[Figure content listings]

[Start]

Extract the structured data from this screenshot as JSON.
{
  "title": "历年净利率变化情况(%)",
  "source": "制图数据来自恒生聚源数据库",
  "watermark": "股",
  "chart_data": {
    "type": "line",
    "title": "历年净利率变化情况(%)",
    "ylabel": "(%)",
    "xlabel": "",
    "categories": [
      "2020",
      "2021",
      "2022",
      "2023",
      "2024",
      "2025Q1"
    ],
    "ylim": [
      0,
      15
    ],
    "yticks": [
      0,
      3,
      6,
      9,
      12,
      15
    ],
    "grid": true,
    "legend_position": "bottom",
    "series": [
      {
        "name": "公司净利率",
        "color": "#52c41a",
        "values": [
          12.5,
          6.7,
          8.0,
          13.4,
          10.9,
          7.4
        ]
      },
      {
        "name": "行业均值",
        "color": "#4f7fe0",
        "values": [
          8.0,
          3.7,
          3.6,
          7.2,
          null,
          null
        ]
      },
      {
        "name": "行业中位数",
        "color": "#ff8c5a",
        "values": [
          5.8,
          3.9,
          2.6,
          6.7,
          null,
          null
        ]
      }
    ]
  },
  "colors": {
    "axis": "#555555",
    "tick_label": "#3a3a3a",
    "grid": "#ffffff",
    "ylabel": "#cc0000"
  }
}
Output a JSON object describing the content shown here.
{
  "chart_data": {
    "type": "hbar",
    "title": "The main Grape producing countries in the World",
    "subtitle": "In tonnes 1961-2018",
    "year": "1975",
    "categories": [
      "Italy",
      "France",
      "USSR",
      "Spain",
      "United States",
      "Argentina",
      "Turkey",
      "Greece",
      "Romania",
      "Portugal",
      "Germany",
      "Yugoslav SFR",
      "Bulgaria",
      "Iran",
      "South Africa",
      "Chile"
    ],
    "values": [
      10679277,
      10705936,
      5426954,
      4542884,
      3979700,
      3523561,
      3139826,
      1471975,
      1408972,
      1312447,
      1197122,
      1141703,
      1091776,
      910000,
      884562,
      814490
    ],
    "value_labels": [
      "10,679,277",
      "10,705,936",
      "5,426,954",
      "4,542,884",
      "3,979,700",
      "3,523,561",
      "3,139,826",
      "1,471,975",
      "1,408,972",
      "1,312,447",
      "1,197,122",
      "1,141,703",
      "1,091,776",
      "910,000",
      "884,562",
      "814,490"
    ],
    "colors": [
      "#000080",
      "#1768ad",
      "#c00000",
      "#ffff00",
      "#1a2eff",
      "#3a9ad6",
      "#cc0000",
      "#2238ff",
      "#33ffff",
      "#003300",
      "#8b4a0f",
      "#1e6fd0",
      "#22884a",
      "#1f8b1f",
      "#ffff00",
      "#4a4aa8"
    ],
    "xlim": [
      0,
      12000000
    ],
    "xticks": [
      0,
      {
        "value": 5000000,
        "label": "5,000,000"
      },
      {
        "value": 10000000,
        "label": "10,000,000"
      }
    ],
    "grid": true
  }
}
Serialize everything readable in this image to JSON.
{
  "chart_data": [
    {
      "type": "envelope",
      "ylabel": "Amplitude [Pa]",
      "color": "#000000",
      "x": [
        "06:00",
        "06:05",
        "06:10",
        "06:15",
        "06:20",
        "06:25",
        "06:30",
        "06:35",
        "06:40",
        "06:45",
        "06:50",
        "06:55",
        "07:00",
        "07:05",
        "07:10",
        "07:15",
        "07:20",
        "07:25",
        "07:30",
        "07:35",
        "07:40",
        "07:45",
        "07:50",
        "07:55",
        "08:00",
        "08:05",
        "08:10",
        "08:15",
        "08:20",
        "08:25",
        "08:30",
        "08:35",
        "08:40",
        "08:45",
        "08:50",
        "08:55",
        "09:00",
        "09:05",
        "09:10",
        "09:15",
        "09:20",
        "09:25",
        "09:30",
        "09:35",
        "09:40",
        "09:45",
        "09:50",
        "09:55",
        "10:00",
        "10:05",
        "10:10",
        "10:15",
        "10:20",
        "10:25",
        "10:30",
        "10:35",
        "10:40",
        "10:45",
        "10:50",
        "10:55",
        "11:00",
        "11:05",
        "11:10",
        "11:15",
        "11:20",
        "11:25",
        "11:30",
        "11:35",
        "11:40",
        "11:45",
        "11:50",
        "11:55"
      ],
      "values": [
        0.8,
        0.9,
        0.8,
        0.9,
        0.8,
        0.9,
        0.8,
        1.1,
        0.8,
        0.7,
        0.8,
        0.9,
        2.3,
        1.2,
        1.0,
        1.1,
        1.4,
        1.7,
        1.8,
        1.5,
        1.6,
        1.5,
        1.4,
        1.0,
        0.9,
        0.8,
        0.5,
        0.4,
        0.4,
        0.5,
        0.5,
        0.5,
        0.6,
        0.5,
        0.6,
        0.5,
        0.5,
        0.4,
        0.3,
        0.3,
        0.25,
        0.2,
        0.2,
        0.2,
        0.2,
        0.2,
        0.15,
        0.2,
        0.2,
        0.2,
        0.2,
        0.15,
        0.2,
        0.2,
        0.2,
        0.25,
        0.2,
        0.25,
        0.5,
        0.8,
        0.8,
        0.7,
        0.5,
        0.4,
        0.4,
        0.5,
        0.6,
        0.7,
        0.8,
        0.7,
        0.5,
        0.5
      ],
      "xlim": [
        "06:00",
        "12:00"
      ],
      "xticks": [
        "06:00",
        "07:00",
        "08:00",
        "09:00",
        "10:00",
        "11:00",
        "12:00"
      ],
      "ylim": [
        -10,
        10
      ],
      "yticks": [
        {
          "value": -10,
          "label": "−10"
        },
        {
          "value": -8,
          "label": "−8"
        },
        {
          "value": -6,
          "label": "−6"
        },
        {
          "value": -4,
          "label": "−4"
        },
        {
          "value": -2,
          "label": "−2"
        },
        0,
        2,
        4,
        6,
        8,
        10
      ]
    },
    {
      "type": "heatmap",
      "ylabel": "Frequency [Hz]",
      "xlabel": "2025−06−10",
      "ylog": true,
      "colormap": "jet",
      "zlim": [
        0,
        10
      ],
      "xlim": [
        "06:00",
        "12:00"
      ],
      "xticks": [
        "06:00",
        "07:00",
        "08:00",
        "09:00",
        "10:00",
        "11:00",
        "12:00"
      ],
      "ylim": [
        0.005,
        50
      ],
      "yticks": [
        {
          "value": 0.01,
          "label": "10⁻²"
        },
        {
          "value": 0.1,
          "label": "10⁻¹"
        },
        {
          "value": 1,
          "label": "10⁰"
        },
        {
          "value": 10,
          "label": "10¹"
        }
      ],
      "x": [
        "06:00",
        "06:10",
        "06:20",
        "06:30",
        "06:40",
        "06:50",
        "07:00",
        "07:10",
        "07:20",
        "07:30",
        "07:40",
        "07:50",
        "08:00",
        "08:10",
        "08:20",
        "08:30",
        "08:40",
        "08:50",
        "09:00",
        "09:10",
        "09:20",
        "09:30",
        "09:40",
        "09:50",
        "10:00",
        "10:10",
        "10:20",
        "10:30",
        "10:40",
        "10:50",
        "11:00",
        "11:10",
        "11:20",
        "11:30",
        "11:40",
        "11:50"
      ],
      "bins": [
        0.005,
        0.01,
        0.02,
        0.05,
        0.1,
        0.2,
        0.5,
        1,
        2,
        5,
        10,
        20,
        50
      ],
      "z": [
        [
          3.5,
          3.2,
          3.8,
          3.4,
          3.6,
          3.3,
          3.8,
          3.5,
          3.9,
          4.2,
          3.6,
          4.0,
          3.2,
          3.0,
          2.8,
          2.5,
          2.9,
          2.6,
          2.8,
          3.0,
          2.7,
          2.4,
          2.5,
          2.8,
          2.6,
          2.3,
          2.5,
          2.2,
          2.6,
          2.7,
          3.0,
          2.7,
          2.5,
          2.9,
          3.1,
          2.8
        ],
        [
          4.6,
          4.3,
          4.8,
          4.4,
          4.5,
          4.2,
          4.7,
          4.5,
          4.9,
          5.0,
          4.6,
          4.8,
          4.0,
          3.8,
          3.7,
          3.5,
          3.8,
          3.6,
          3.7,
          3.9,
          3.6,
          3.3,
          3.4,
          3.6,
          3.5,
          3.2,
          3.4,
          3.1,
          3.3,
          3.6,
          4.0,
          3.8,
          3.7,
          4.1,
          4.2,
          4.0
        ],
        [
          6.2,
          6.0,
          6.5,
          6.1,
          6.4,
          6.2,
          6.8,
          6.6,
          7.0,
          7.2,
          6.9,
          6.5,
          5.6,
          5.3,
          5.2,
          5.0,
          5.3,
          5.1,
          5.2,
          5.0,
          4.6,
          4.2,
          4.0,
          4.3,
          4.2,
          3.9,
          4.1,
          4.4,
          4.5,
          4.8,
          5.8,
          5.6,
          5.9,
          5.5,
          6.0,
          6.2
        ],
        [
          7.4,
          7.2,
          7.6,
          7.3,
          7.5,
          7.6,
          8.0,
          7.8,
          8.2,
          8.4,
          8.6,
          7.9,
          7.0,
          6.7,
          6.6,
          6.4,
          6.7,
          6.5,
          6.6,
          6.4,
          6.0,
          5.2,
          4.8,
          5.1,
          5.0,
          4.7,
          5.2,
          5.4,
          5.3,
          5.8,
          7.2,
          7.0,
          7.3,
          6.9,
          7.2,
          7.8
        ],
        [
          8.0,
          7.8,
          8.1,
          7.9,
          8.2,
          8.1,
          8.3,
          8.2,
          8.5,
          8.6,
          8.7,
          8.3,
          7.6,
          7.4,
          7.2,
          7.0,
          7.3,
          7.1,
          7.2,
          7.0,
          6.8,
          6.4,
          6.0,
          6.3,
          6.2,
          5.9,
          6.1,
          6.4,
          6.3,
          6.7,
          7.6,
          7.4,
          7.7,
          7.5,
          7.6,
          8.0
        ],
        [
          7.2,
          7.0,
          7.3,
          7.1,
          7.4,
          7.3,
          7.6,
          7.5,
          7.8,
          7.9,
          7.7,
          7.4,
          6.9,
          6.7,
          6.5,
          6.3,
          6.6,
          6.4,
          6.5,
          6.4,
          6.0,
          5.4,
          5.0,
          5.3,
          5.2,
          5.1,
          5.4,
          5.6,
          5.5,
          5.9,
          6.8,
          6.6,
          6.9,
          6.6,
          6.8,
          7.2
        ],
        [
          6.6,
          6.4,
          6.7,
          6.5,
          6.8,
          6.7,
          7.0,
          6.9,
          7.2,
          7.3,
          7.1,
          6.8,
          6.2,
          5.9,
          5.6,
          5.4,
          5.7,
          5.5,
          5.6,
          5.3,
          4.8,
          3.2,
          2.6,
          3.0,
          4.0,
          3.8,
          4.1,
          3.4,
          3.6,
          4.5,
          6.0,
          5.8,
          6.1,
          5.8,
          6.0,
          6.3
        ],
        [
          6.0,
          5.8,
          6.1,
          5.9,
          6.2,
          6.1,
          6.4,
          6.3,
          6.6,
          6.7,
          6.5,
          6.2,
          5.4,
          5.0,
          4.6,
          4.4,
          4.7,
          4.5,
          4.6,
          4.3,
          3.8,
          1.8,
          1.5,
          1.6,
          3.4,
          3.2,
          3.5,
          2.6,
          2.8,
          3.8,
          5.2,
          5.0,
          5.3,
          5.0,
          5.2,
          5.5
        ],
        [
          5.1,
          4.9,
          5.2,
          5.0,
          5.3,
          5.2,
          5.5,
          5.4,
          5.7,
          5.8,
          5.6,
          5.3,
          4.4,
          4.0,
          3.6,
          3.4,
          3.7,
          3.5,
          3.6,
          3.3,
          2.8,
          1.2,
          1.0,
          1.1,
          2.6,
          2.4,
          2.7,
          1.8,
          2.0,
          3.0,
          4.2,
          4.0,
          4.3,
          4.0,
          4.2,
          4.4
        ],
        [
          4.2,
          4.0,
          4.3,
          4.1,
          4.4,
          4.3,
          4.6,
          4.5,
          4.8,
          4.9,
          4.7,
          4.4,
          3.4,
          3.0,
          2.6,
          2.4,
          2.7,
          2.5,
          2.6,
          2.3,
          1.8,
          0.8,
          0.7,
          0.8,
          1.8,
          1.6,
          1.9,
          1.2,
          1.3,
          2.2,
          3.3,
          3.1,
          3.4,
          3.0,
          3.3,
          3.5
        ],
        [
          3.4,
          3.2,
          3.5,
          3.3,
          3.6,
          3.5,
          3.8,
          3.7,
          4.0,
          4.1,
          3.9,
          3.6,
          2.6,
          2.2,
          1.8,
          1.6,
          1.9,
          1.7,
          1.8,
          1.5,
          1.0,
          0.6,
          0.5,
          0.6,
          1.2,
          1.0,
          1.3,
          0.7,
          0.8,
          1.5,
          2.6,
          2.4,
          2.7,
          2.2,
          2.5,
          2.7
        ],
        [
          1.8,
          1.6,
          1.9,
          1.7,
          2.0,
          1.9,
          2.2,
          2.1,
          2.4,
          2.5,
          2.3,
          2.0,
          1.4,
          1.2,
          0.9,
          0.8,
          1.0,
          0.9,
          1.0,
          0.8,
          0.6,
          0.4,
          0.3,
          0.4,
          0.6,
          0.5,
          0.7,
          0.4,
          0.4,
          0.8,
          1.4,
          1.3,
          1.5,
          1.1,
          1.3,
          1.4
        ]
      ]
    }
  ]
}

[End]

» Exercise instructions:
Read the data above and count the lines that include "ylabel". Answer only with the count.

» Result of this task:
4